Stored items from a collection
== == ==
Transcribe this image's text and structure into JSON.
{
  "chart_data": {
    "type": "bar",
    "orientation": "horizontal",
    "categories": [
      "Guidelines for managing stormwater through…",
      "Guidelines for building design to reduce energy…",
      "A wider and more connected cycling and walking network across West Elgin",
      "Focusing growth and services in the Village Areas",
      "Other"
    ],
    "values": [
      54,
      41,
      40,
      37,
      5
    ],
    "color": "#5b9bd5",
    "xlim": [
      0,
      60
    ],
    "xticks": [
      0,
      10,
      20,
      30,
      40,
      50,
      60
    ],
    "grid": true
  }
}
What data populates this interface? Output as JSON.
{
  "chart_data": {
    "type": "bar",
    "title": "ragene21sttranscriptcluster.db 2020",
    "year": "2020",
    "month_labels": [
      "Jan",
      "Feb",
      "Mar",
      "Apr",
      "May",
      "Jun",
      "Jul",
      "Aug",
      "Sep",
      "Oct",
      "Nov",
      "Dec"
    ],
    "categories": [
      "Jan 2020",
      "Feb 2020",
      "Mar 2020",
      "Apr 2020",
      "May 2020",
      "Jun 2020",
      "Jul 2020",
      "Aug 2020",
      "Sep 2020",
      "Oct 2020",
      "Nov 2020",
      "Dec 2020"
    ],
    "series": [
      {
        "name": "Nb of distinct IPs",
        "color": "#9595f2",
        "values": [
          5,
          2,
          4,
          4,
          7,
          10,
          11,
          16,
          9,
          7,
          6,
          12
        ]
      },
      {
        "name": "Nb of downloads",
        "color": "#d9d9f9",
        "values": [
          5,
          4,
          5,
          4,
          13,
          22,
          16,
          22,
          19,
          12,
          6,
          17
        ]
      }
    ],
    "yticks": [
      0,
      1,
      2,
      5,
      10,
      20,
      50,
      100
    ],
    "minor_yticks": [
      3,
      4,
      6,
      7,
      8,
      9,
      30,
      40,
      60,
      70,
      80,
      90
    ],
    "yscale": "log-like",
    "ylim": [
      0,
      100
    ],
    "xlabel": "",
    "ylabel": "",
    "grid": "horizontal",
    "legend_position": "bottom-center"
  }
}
== == ==
→ Short task: Set down the material above again, word for word.

→ Right answer:
Transcribe this image's text and structure into JSON.
{
  "chart_data": {
    "type": "bar",
    "orientation": "horizontal",
    "categories": [
      "Guidelines for managing stormwater through…",
      "Guidelines for building design to reduce energy…",
      "A wider and more connected cycling and walking network across West Elgin",
      "Focusing growth and services in the Village Areas",
      "Other"
    ],
    "values": [
      54,
      41,
      40,
      37,
      5
    ],
    "color": "#5b9bd5",
    "xlim": [
      0,
      60
    ],
    "xticks": [
      0,
      10,
      20,
      30,
      40,
      50,
      60
    ],
    "grid": true
  }
}
What data populates this interface? Output as JSON.
{
  "chart_data": {
    "type": "bar",
    "title": "ragene21sttranscriptcluster.db 2020",
    "year": "2020",
    "month_labels": [
      "Jan",
      "Feb",
      "Mar",
      "Apr",
      "May",
      "Jun",
      "Jul",
      "Aug",
      "Sep",
      "Oct",
      "Nov",
      "Dec"
    ],
    "categories": [
      "Jan 2020",
      "Feb 2020",
      "Mar 2020",
      "Apr 2020",
      "May 2020",
      "Jun 2020",
      "Jul 2020",
      "Aug 2020",
      "Sep 2020",
      "Oct 2020",
      "Nov 2020",
      "Dec 2020"
    ],
    "series": [
      {
        "name": "Nb of distinct IPs",
        "color": "#9595f2",
        "values": [
          5,
          2,
          4,
          4,
          7,
          10,
          11,
          16,
          9,
          7,
          6,
          12
        ]
      },
      {
        "name": "Nb of downloads",
        "color": "#d9d9f9",
        "values": [
          5,
          4,
          5,
          4,
          13,
          22,
          16,
          22,
          19,
          12,
          6,
          17
        ]
      }
    ],
    "yticks": [
      0,
      1,
      2,
      5,
      10,
      20,
      50,
      100
    ],
    "minor_yticks": [
      3,
      4,
      6,
      7,
      8,
      9,
      30,
      40,
      60,
      70,
      80,
      90
    ],
    "yscale": "log-like",
    "ylim": [
      0,
      100
    ],
    "xlabel": "",
    "ylabel": "",
    "grid": "horizontal",
    "legend_position": "bottom-center"
  }
}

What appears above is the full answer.